#### What you will do
Output each entry verbatim and exclude every picture from it.
** START Extracted material **
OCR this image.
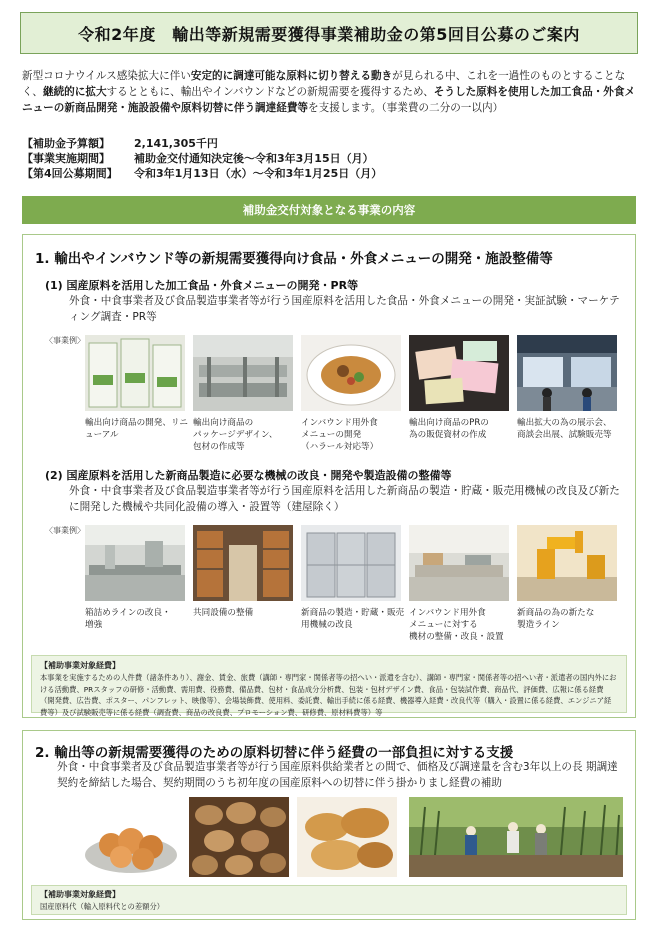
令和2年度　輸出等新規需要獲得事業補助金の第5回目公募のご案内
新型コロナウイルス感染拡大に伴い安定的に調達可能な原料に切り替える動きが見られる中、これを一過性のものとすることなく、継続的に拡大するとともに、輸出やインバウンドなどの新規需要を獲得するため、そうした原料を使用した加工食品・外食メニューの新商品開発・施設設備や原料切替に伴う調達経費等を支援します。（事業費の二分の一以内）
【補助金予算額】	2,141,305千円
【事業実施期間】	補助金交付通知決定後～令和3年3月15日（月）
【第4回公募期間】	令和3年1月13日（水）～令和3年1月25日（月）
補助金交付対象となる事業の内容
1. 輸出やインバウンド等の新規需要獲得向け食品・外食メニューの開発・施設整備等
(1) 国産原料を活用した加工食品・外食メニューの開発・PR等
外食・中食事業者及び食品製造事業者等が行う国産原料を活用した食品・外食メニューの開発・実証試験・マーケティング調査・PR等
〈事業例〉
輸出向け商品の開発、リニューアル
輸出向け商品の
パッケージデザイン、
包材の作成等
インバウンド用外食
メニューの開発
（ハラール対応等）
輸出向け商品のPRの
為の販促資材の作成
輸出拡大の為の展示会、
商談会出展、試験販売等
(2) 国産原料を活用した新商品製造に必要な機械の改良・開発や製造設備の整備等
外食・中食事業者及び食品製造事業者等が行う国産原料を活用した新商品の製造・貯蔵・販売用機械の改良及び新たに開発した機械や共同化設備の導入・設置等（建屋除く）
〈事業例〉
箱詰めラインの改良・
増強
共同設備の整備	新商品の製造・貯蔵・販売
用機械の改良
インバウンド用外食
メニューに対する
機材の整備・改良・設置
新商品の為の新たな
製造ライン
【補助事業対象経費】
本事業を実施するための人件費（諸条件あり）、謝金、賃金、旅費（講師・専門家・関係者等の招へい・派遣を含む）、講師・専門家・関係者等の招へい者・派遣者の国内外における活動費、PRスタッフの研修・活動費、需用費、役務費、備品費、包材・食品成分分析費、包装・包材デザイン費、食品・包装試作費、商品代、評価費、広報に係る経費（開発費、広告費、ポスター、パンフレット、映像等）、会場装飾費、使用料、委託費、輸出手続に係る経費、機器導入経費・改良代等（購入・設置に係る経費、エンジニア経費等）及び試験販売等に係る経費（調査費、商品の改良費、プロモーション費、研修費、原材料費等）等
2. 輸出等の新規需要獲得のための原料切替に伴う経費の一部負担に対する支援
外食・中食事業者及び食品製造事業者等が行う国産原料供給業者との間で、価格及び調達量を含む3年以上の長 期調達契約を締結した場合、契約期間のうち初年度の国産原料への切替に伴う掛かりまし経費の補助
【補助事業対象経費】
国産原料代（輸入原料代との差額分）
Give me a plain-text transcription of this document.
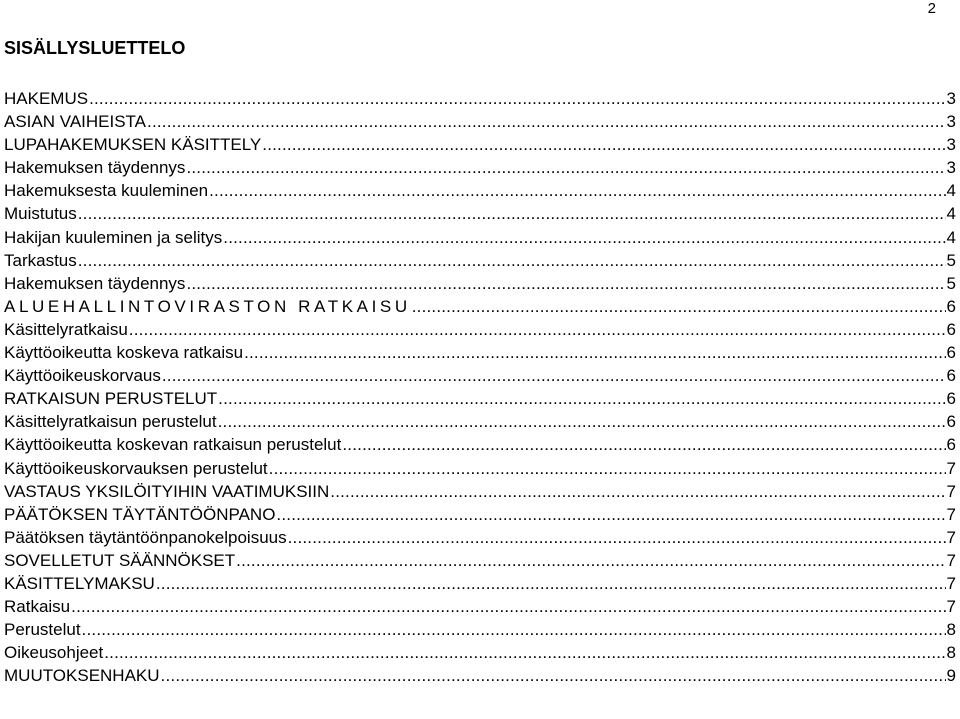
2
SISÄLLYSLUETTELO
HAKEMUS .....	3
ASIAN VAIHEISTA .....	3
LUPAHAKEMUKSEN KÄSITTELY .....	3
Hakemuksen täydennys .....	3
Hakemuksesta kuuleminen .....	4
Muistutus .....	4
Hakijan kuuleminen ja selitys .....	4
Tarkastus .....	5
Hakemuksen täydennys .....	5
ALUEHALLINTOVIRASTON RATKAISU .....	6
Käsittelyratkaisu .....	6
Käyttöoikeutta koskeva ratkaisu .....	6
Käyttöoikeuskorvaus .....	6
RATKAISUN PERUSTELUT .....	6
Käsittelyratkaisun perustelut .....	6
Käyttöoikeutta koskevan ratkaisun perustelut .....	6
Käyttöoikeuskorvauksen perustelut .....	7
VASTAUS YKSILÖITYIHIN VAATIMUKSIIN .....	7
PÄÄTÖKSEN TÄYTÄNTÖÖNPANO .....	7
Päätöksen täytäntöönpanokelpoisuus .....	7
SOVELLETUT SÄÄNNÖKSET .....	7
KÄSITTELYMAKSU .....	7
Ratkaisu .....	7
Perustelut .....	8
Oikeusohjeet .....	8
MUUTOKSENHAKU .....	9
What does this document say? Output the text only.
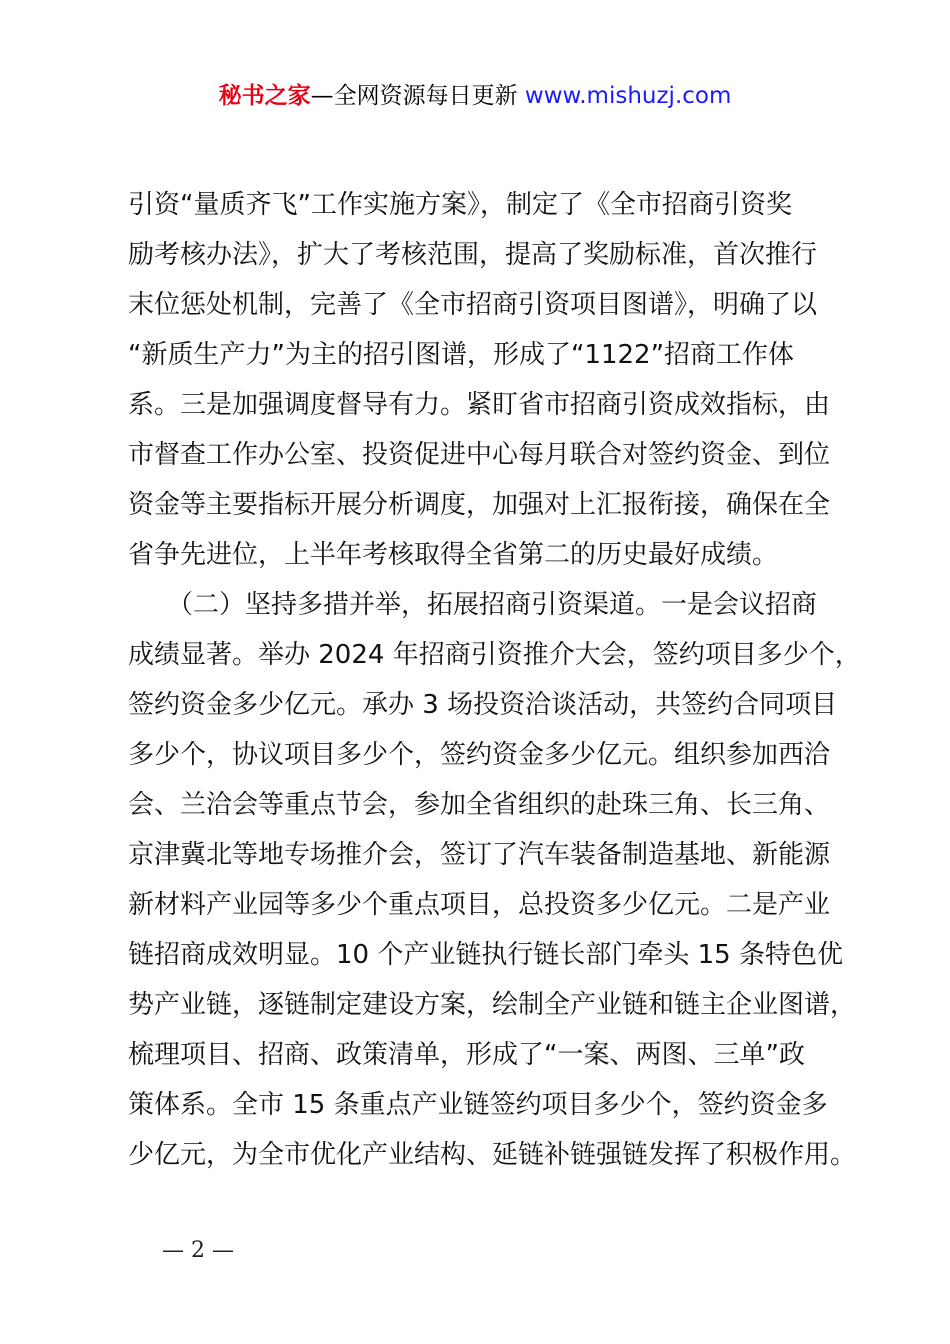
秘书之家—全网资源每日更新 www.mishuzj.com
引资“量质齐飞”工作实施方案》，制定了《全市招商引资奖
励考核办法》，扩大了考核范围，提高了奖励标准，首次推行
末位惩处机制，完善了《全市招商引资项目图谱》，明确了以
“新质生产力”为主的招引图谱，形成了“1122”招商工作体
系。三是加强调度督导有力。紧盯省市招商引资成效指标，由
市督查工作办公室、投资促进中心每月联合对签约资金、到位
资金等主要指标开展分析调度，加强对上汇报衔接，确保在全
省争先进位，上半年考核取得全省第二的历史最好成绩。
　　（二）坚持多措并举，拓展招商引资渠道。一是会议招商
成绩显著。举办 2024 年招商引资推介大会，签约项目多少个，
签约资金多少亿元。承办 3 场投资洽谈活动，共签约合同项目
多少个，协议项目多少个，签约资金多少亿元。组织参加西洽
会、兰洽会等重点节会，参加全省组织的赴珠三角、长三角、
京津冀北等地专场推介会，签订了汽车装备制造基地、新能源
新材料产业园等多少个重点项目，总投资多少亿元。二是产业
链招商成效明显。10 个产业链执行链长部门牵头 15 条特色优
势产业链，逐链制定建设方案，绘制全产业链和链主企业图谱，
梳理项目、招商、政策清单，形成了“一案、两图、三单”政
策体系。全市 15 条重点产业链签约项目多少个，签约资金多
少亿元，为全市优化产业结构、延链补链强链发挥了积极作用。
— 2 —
** END Extracted material **
#### In response
OCR this image.
令和2年度　輸出等新規需要獲得事業補助金の第5回目公募のご案内
新型コロナウイルス感染拡大に伴い安定的に調達可能な原料に切り替える動きが見られる中、これを一過性のものとすることなく、継続的に拡大するとともに、輸出やインバウンドなどの新規需要を獲得するため、そうした原料を使用した加工食品・外食メニューの新商品開発・施設設備や原料切替に伴う調達経費等を支援します。（事業費の二分の一以内）
【補助金予算額】	2,141,305千円
【事業実施期間】	補助金交付通知決定後～令和3年3月15日（月）
【第4回公募期間】	令和3年1月13日（水）～令和3年1月25日（月）
補助金交付対象となる事業の内容
1. 輸出やインバウンド等の新規需要獲得向け食品・外食メニューの開発・施設整備等
(1) 国産原料を活用した加工食品・外食メニューの開発・PR等
外食・中食事業者及び食品製造事業者等が行う国産原料を活用した食品・外食メニューの開発・実証試験・マーケティング調査・PR等
〈事業例〉
輸出向け商品の開発、リニューアル
輸出向け商品の
パッケージデザイン、
包材の作成等
インバウンド用外食
メニューの開発
（ハラール対応等）
輸出向け商品のPRの
為の販促資材の作成
輸出拡大の為の展示会、
商談会出展、試験販売等
(2) 国産原料を活用した新商品製造に必要な機械の改良・開発や製造設備の整備等
外食・中食事業者及び食品製造事業者等が行う国産原料を活用した新商品の製造・貯蔵・販売用機械の改良及び新たに開発した機械や共同化設備の導入・設置等（建屋除く）
〈事業例〉
箱詰めラインの改良・
増強
共同設備の整備	新商品の製造・貯蔵・販売
用機械の改良
インバウンド用外食
メニューに対する
機材の整備・改良・設置
新商品の為の新たな
製造ライン
【補助事業対象経費】
本事業を実施するための人件費（諸条件あり）、謝金、賃金、旅費（講師・専門家・関係者等の招へい・派遣を含む）、講師・専門家・関係者等の招へい者・派遣者の国内外における活動費、PRスタッフの研修・活動費、需用費、役務費、備品費、包材・食品成分分析費、包装・包材デザイン費、食品・包装試作費、商品代、評価費、広報に係る経費（開発費、広告費、ポスター、パンフレット、映像等）、会場装飾費、使用料、委託費、輸出手続に係る経費、機器導入経費・改良代等（購入・設置に係る経費、エンジニア経費等）及び試験販売等に係る経費（調査費、商品の改良費、プロモーション費、研修費、原材料費等）等
2. 輸出等の新規需要獲得のための原料切替に伴う経費の一部負担に対する支援
外食・中食事業者及び食品製造事業者等が行う国産原料供給業者との間で、価格及び調達量を含む3年以上の長 期調達契約を締結した場合、契約期間のうち初年度の国産原料への切替に伴う掛かりまし経費の補助
【補助事業対象経費】
国産原料代（輸入原料代との差額分）
Give me a plain-text transcription of this document.
2
SISÄLLYSLUETTELO
HAKEMUS .....	3
ASIAN VAIHEISTA .....	3
LUPAHAKEMUKSEN KÄSITTELY .....	3
Hakemuksen täydennys .....	3
Hakemuksesta kuuleminen .....	4
Muistutus .....	4
Hakijan kuuleminen ja selitys .....	4
Tarkastus .....	5
Hakemuksen täydennys .....	5
ALUEHALLINTOVIRASTON RATKAISU .....	6
Käsittelyratkaisu .....	6
Käyttöoikeutta koskeva ratkaisu .....	6
Käyttöoikeuskorvaus .....	6
RATKAISUN PERUSTELUT .....	6
Käsittelyratkaisun perustelut .....	6
Käyttöoikeutta koskevan ratkaisun perustelut .....	6
Käyttöoikeuskorvauksen perustelut .....	7
VASTAUS YKSILÖITYIHIN VAATIMUKSIIN .....	7
PÄÄTÖKSEN TÄYTÄNTÖÖNPANO .....	7
Päätöksen täytäntöönpanokelpoisuus .....	7
SOVELLETUT SÄÄNNÖKSET .....	7
KÄSITTELYMAKSU .....	7
Ratkaisu .....	7
Perustelut .....	8
Oikeusohjeet .....	8
MUUTOKSENHAKU .....	9
What does this document say? Output the text only.
秘书之家—全网资源每日更新 www.mishuzj.com
引资“量质齐飞”工作实施方案》，制定了《全市招商引资奖
励考核办法》，扩大了考核范围，提高了奖励标准，首次推行
末位惩处机制，完善了《全市招商引资项目图谱》，明确了以
“新质生产力”为主的招引图谱，形成了“1122”招商工作体
系。三是加强调度督导有力。紧盯省市招商引资成效指标，由
市督查工作办公室、投资促进中心每月联合对签约资金、到位
资金等主要指标开展分析调度，加强对上汇报衔接，确保在全
省争先进位，上半年考核取得全省第二的历史最好成绩。
　　（二）坚持多措并举，拓展招商引资渠道。一是会议招商
成绩显著。举办 2024 年招商引资推介大会，签约项目多少个，
签约资金多少亿元。承办 3 场投资洽谈活动，共签约合同项目
多少个，协议项目多少个，签约资金多少亿元。组织参加西洽
会、兰洽会等重点节会，参加全省组织的赴珠三角、长三角、
京津冀北等地专场推介会，签订了汽车装备制造基地、新能源
新材料产业园等多少个重点项目，总投资多少亿元。二是产业
链招商成效明显。10 个产业链执行链长部门牵头 15 条特色优
势产业链，逐链制定建设方案，绘制全产业链和链主企业图谱，
梳理项目、招商、政策清单，形成了“一案、两图、三单”政
策体系。全市 15 条重点产业链签约项目多少个，签约资金多
少亿元，为全市优化产业结构、延链补链强链发挥了积极作用。
— 2 —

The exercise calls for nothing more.